Task to carry out – Each record that follows should be repeated exactly, minus any images.
Entries supplied start
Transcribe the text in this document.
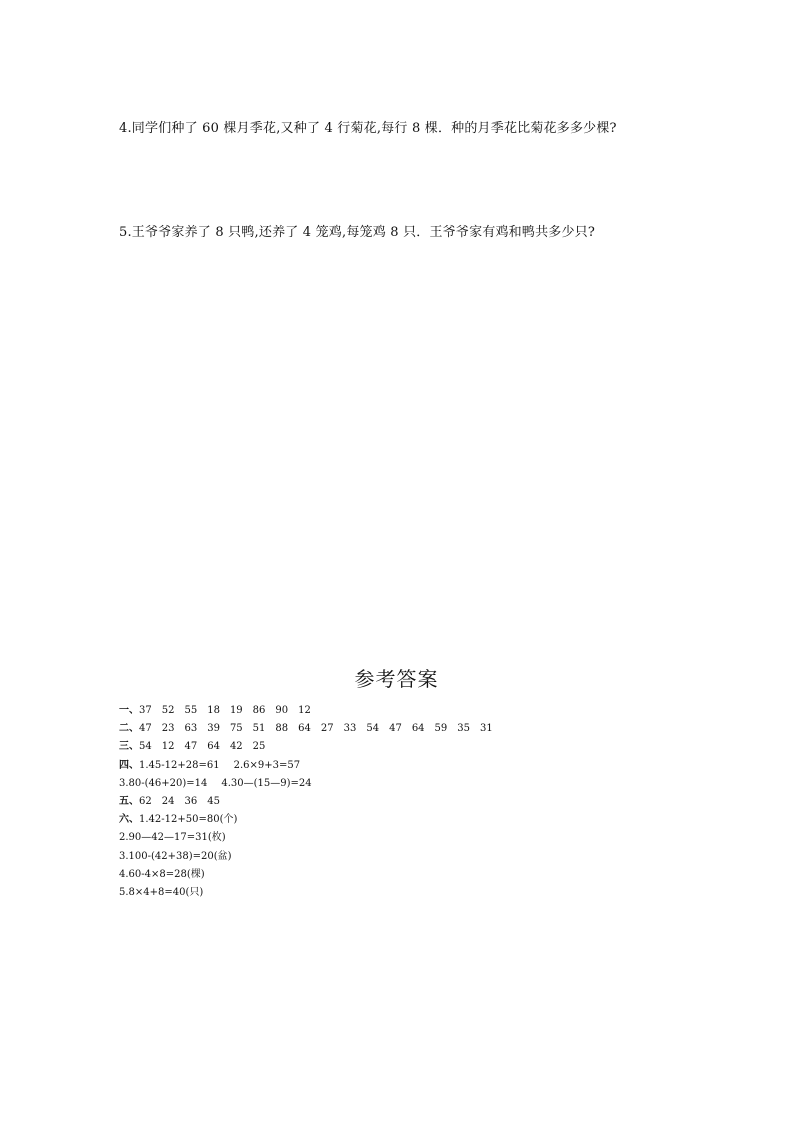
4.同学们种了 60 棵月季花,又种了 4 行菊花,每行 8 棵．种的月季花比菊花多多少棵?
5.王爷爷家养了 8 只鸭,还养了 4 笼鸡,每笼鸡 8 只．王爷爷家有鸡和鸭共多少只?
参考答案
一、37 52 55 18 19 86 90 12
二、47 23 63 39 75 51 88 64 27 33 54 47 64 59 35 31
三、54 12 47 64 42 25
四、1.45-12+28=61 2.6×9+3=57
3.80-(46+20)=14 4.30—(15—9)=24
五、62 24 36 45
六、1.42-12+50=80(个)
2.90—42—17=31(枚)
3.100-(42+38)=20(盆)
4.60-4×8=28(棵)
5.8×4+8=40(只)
Entries supplied end
Result of this task –
Transcribe the text in this document.
4.同学们种了 60 棵月季花,又种了 4 行菊花,每行 8 棵．种的月季花比菊花多多少棵?
5.王爷爷家养了 8 只鸭,还养了 4 笼鸡,每笼鸡 8 只．王爷爷家有鸡和鸭共多少只?
参考答案
一、37 52 55 18 19 86 90 12
二、47 23 63 39 75 51 88 64 27 33 54 47 64 59 35 31
三、54 12 47 64 42 25
四、1.45-12+28=61 2.6×9+3=57
3.80-(46+20)=14 4.30—(15—9)=24
五、62 24 36 45
六、1.42-12+50=80(个)
2.90—42—17=31(枚)
3.100-(42+38)=20(盆)
4.60-4×8=28(棵)
5.8×4+8=40(只)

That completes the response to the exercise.